Dataset entries
──────────────────────────────
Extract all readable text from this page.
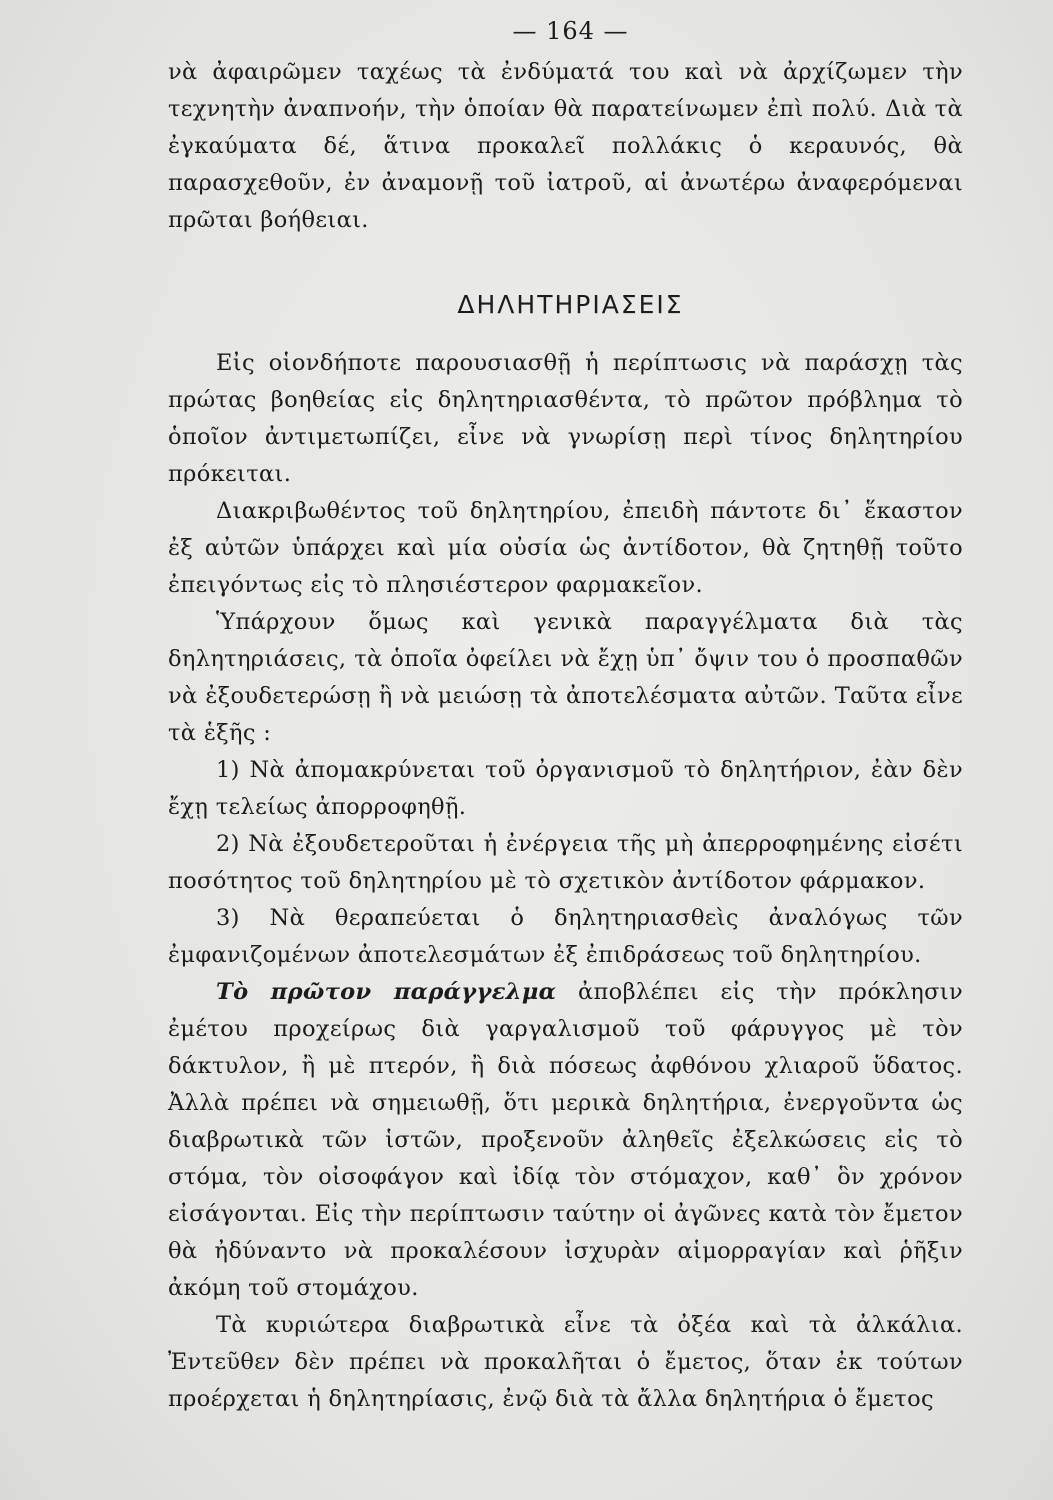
— 164 —

νὰ ἀφαιρῶμεν ταχέως τὰ ἐνδύματά του καὶ νὰ ἀρχίζωμεν τὴν τεχνητὴν ἀναπνοήν, τὴν ὁποίαν θὰ παρατείνωμεν ἐπὶ πολύ. Διὰ τὰ ἐγκαύματα δέ, ἅτινα προκαλεῖ πολλάκις ὁ κεραυνός, θὰ παρασχεθοῦν, ἐν ἀναμονῇ τοῦ ἰατροῦ, αἱ ἀνωτέρω ἀναφερόμεναι πρῶται βοήθειαι.

ΔΗΛΗΤΗΡΙΑΣΕΙΣ

Εἰς οἱονδήποτε παρουσιασθῇ ἡ περίπτωσις νὰ παράσχῃ τὰς πρώτας βοηθείας εἰς δηλητηριασθέντα, τὸ πρῶτον πρόβλημα τὸ ὁποῖον ἀντιμετωπίζει, εἶνε νὰ γνωρίσῃ περὶ τίνος δηλητηρίου πρόκειται.

Διακριβωθέντος τοῦ δηλητηρίου, ἐπειδὴ πάντοτε δι᾿ ἕκαστον ἐξ αὐτῶν ὑπάρχει καὶ μία οὐσία ὡς ἀντίδοτον, θὰ ζητηθῇ τοῦτο ἐπειγόντως εἰς τὸ πλησιέστερον φαρμακεῖον.

Ὑπάρχουν ὅμως καὶ γενικὰ παραγγέλματα διὰ τὰς δηλητηριάσεις, τὰ ὁποῖα ὀφείλει νὰ ἔχῃ ὑπ᾿ ὄψιν του ὁ προσπαθῶν νὰ ἐξουδετερώσῃ ἢ νὰ μειώσῃ τὰ ἀποτελέσματα αὐτῶν. Ταῦτα εἶνε τὰ ἑξῆς :

1) Νὰ ἀπομακρύνεται τοῦ ὀργανισμοῦ τὸ δηλητήριον, ἐὰν δὲν ἔχῃ τελείως ἀπορροφηθῇ.

2) Νὰ ἐξουδετεροῦται ἡ ἐνέργεια τῆς μὴ ἀπερροφημένης εἰσέτι ποσότητος τοῦ δηλητηρίου μὲ τὸ σχετικὸν ἀντίδοτον φάρμακον.

3) Νὰ θεραπεύεται ὁ δηλητηριασθεὶς ἀναλόγως τῶν ἐμφανιζομένων ἀποτελεσμάτων ἐξ ἐπιδράσεως τοῦ δηλητηρίου.

Τὸ πρῶτον παράγγελμα ἀποβλέπει εἰς τὴν πρόκλησιν ἐμέτου προχείρως διὰ γαργαλισμοῦ τοῦ φάρυγγος μὲ τὸν δάκτυλον, ἢ μὲ πτερόν, ἢ διὰ πόσεως ἀφθόνου χλιαροῦ ὕδατος. Ἀλλὰ πρέπει νὰ σημειωθῇ, ὅτι μερικὰ δηλητήρια, ἐνεργοῦντα ὡς διαβρωτικὰ τῶν ἱστῶν, προξενοῦν ἀληθεῖς ἐξελκώσεις εἰς τὸ στόμα, τὸν οἰσοφάγον καὶ ἰδίᾳ τὸν στόμαχον, καθ᾿ ὃν χρόνον εἰσάγονται. Εἰς τὴν περίπτωσιν ταύτην οἱ ἀγῶνες κατὰ τὸν ἔμετον θὰ ἠδύναντο νὰ προκαλέσουν ἰσχυρὰν αἱμορραγίαν καὶ ῥῆξιν ἀκόμη τοῦ στομάχου.

Τὰ κυριώτερα διαβρωτικὰ εἶνε τὰ ὀξέα καὶ τὰ ἀλκάλια. Ἐντεῦθεν δὲν πρέπει νὰ προκαλῆται ὁ ἔμετος, ὅταν ἐκ τούτων προέρχεται ἡ δηλητηρίασις, ἐνῷ διὰ τὰ ἄλλα δηλητήρια ὁ ἔμετος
──────────────────────────────
> TO BE DONE
Where a line of the data holds "δηλητήρια", show that line.

> EXERCISE RESPONSE
Τὸ πρῶτον παράγγελμα ἀποβλέπει εἰς τὴν πρόκλησιν ἐμέτου προχείρως διὰ γαργαλισμοῦ τοῦ φάρυγγος μὲ τὸν δάκτυλον, ἢ μὲ πτερόν, ἢ διὰ πόσεως ἀφθόνου χλιαροῦ ὕδατος. Ἀλλὰ πρέπει νὰ σημειωθῇ, ὅτι μερικὰ δηλητήρια, ἐνεργοῦντα ὡς διαβρωτικὰ τῶν ἱστῶν, προξενοῦν ἀληθεῖς ἐξελκώσεις εἰς τὸ στόμα, τὸν οἰσοφάγον καὶ ἰδίᾳ τὸν στόμαχον, καθ᾿ ὃν χρόνον εἰσάγονται. Εἰς τὴν περίπτωσιν ταύτην οἱ ἀγῶνες κατὰ τὸν ἔμετον θὰ ἠδύναντο νὰ προκαλέσουν ἰσχυρὰν αἱμορραγίαν καὶ ῥῆξιν ἀκόμη τοῦ στομάχου.
Τὰ κυριώτερα διαβρωτικὰ εἶνε τὰ ὀξέα καὶ τὰ ἀλκάλια. Ἐντεῦθεν δὲν πρέπει νὰ προκαλῆται ὁ ἔμετος, ὅταν ἐκ τούτων προέρχεται ἡ δηλητηρίασις, ἐνῷ διὰ τὰ ἄλλα δηλητήρια ὁ ἔμετος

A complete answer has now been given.